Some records

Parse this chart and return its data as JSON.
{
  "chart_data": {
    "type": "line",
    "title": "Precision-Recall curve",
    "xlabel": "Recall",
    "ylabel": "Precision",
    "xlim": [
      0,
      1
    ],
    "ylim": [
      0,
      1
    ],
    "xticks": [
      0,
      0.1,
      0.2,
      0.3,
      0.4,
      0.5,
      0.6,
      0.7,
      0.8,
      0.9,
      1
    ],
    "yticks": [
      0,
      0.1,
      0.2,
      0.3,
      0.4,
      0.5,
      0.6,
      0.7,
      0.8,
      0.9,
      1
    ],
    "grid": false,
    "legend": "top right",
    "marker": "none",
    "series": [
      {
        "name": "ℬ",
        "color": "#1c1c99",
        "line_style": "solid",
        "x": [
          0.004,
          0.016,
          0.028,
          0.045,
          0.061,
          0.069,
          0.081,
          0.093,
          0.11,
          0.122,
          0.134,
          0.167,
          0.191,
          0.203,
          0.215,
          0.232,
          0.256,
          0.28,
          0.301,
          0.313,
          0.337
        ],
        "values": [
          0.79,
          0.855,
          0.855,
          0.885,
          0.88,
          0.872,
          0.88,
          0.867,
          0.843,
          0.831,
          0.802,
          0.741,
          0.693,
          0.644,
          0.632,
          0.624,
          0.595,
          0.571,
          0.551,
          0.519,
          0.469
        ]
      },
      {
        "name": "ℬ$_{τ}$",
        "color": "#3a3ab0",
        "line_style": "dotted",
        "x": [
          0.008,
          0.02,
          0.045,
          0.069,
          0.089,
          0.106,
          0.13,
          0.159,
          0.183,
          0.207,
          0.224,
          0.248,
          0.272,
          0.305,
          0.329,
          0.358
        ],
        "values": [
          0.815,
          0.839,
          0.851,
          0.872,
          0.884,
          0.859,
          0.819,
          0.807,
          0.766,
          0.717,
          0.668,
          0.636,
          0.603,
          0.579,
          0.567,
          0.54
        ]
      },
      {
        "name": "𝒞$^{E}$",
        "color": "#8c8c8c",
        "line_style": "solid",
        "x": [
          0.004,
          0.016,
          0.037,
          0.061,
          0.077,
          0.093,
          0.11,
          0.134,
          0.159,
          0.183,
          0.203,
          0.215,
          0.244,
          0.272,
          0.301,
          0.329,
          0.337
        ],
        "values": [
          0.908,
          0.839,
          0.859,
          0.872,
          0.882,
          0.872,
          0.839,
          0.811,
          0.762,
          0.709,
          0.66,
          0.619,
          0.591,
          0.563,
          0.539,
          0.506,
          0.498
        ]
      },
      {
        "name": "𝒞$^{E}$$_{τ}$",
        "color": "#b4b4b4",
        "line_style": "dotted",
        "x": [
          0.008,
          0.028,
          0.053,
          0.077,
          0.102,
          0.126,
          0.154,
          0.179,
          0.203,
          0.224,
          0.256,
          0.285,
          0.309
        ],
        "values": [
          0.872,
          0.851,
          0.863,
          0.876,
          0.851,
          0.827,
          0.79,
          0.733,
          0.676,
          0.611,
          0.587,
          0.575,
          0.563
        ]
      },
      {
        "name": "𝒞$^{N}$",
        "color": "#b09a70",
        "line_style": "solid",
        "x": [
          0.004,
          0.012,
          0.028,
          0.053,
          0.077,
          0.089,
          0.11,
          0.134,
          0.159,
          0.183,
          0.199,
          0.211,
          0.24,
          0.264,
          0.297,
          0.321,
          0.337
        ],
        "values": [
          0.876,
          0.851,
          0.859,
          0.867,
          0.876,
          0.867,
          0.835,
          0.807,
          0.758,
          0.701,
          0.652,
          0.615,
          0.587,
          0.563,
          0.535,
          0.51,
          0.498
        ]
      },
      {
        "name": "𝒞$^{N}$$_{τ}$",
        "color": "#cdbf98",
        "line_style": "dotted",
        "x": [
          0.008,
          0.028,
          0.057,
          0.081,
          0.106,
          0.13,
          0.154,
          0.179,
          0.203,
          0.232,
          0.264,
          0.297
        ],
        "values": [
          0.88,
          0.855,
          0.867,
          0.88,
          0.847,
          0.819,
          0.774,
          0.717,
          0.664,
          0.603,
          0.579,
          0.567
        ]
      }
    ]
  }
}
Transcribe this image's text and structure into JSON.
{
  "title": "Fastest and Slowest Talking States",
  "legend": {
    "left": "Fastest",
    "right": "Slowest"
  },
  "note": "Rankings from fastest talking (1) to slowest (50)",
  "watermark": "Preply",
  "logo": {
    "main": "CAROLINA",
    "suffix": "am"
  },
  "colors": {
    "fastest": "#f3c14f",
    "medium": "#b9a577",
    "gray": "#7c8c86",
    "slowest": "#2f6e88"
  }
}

**WORK TO COMPLETE**
Copy each entry exactly, with nothing added or dropped.

**TASK RESULT**
Parse this chart and return its data as JSON.
{
  "chart_data": {
    "type": "line",
    "title": "Precision-Recall curve",
    "xlabel": "Recall",
    "ylabel": "Precision",
    "xlim": [
      0,
      1
    ],
    "ylim": [
      0,
      1
    ],
    "xticks": [
      0,
      0.1,
      0.2,
      0.3,
      0.4,
      0.5,
      0.6,
      0.7,
      0.8,
      0.9,
      1
    ],
    "yticks": [
      0,
      0.1,
      0.2,
      0.3,
      0.4,
      0.5,
      0.6,
      0.7,
      0.8,
      0.9,
      1
    ],
    "grid": false,
    "legend": "top right",
    "marker": "none",
    "series": [
      {
        "name": "ℬ",
        "color": "#1c1c99",
        "line_style": "solid",
        "x": [
          0.004,
          0.016,
          0.028,
          0.045,
          0.061,
          0.069,
          0.081,
          0.093,
          0.11,
          0.122,
          0.134,
          0.167,
          0.191,
          0.203,
          0.215,
          0.232,
          0.256,
          0.28,
          0.301,
          0.313,
          0.337
        ],
        "values": [
          0.79,
          0.855,
          0.855,
          0.885,
          0.88,
          0.872,
          0.88,
          0.867,
          0.843,
          0.831,
          0.802,
          0.741,
          0.693,
          0.644,
          0.632,
          0.624,
          0.595,
          0.571,
          0.551,
          0.519,
          0.469
        ]
      },
      {
        "name": "ℬ$_{τ}$",
        "color": "#3a3ab0",
        "line_style": "dotted",
        "x": [
          0.008,
          0.02,
          0.045,
          0.069,
          0.089,
          0.106,
          0.13,
          0.159,
          0.183,
          0.207,
          0.224,
          0.248,
          0.272,
          0.305,
          0.329,
          0.358
        ],
        "values": [
          0.815,
          0.839,
          0.851,
          0.872,
          0.884,
          0.859,
          0.819,
          0.807,
          0.766,
          0.717,
          0.668,
          0.636,
          0.603,
          0.579,
          0.567,
          0.54
        ]
      },
      {
        "name": "𝒞$^{E}$",
        "color": "#8c8c8c",
        "line_style": "solid",
        "x": [
          0.004,
          0.016,
          0.037,
          0.061,
          0.077,
          0.093,
          0.11,
          0.134,
          0.159,
          0.183,
          0.203,
          0.215,
          0.244,
          0.272,
          0.301,
          0.329,
          0.337
        ],
        "values": [
          0.908,
          0.839,
          0.859,
          0.872,
          0.882,
          0.872,
          0.839,
          0.811,
          0.762,
          0.709,
          0.66,
          0.619,
          0.591,
          0.563,
          0.539,
          0.506,
          0.498
        ]
      },
      {
        "name": "𝒞$^{E}$$_{τ}$",
        "color": "#b4b4b4",
        "line_style": "dotted",
        "x": [
          0.008,
          0.028,
          0.053,
          0.077,
          0.102,
          0.126,
          0.154,
          0.179,
          0.203,
          0.224,
          0.256,
          0.285,
          0.309
        ],
        "values": [
          0.872,
          0.851,
          0.863,
          0.876,
          0.851,
          0.827,
          0.79,
          0.733,
          0.676,
          0.611,
          0.587,
          0.575,
          0.563
        ]
      },
      {
        "name": "𝒞$^{N}$",
        "color": "#b09a70",
        "line_style": "solid",
        "x": [
          0.004,
          0.012,
          0.028,
          0.053,
          0.077,
          0.089,
          0.11,
          0.134,
          0.159,
          0.183,
          0.199,
          0.211,
          0.24,
          0.264,
          0.297,
          0.321,
          0.337
        ],
        "values": [
          0.876,
          0.851,
          0.859,
          0.867,
          0.876,
          0.867,
          0.835,
          0.807,
          0.758,
          0.701,
          0.652,
          0.615,
          0.587,
          0.563,
          0.535,
          0.51,
          0.498
        ]
      },
      {
        "name": "𝒞$^{N}$$_{τ}$",
        "color": "#cdbf98",
        "line_style": "dotted",
        "x": [
          0.008,
          0.028,
          0.057,
          0.081,
          0.106,
          0.13,
          0.154,
          0.179,
          0.203,
          0.232,
          0.264,
          0.297
        ],
        "values": [
          0.88,
          0.855,
          0.867,
          0.88,
          0.847,
          0.819,
          0.774,
          0.717,
          0.664,
          0.603,
          0.579,
          0.567
        ]
      }
    ]
  }
}
Transcribe this image's text and structure into JSON.
{
  "title": "Fastest and Slowest Talking States",
  "legend": {
    "left": "Fastest",
    "right": "Slowest"
  },
  "note": "Rankings from fastest talking (1) to slowest (50)",
  "watermark": "Preply",
  "logo": {
    "main": "CAROLINA",
    "suffix": "am"
  },
  "colors": {
    "fastest": "#f3c14f",
    "medium": "#b9a577",
    "gray": "#7c8c86",
    "slowest": "#2f6e88"
  }
}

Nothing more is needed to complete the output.